#### [Prompt]
In the listing below, pick out lines with "Лемішовська".
- - - -
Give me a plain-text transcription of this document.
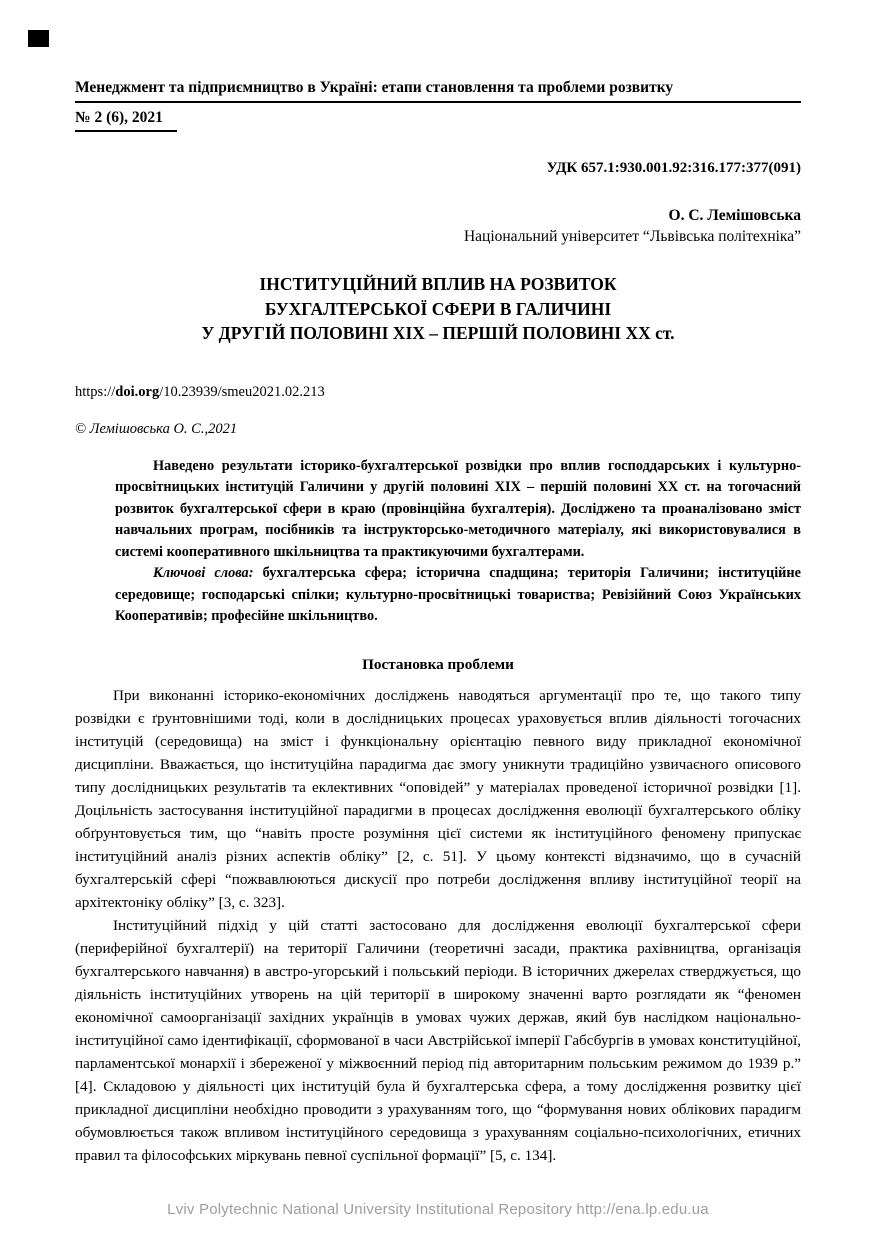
Менеджмент та підприємництво в Україні: етапи становлення та проблеми розвитку
№ 2 (6), 2021
УДК 657.1:930.001.92:316.177:377(091)
О. С. Лемішовська
Національний університет “Львівська політехніка”
ІНСТИТУЦІЙНИЙ ВПЛИВ НА РОЗВИТОК
БУХГАЛТЕРСЬКОЇ СФЕРИ В ГАЛИЧИНІ
У ДРУГІЙ ПОЛОВИНІ XIX – ПЕРШІЙ ПОЛОВИНІ XX ст.
https://doi.org/10.23939/smeu2021.02.213
© Лемішовська О. С.,2021

Наведено результати історико-бухгалтерської розвідки про вплив господдарських і культурно-просвітницьких інституцій Галичини у другій половині XIX – першій половині XX ст. на тогочасний розвиток бухгалтерської сфери в краю (провінційна бухгалтерія). Досліджено та проаналізовано зміст навчальних програм, посібників та інструкторсько-методичного матеріалу, які використовувалися в системі кооперативного шкільництва та практикуючими бухгалтерами.

Ключові слова: бухгалтерська сфера; історична спадщина; територія Галичини; інституційне середовище; господарські спілки; культурно-просвітницькі товариства; Ревізійний Союз Українських Кооперативів; професійне шкільництво.

Постановка проблеми

При виконанні історико-економічних досліджень наводяться аргументації про те, що такого типу розвідки є ґрунтовнішими тоді, коли в дослідницьких процесах ураховується вплив діяльності тогочасних інституцій (середовища) на зміст і функціональну орієнтацію певного виду прикладної економічної дисципліни. Вважається, що інституційна парадигма дає змогу уникнути традиційно узвичаєного описового типу дослідницьких результатів та еклективних “оповідей” у матеріалах проведеної історичної розвідки [1]. Доцільність застосування інституційної парадигми в процесах дослідження еволюції бухгалтерського обліку обґрунтовується тим, що “навіть просте розуміння цієї системи як інституційного феномену припускає інституційний аналіз різних аспектів обліку” [2, с. 51]. У цьому контексті відзначимо, що в сучасній бухгалтерській сфері “пожвавлюються дискусії про потреби дослідження впливу інституційної теорії на архітектоніку обліку” [3, с. 323].

Інституційний підхід у цій статті застосовано для дослідження еволюції бухгалтерської сфери (периферійної бухгалтерії) на території Галичини (теоретичні засади, практика рахівництва, організація бухгалтерського навчання) в австро-угорський і польський періоди. В історичних джерелах стверджується, що діяльність інституційних утворень на цій території в широкому значенні варто розглядати як “феномен економічної самоорганізації західних українців в умовах чужих держав, який був наслідком національно-інституційної само ідентифікації, сформованої в часи Австрійської імперії Габсбургів в умовах конституційної, парламентської монархії і збереженої у міжвоєнний період під авторитарним польським режимом до 1939 р.” [4]. Складовою у діяльності цих інституцій була й бухгалтерська сфера, а тому дослідження розвитку цієї прикладної дисципліни необхідно проводити з урахуванням того, що “формування нових облікових парадигм обумовлюється також впливом інституційного середовища з урахуванням соціально-психологічних, етичних правил та філософських міркувань певної суспільної формації” [5, с. 134].

Lviv Polytechnic National University Institutional Repository http://ena.lp.edu.ua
- - - -
#### [Output for this task]
О. С. Лемішовська
© Лемішовська О. С.,2021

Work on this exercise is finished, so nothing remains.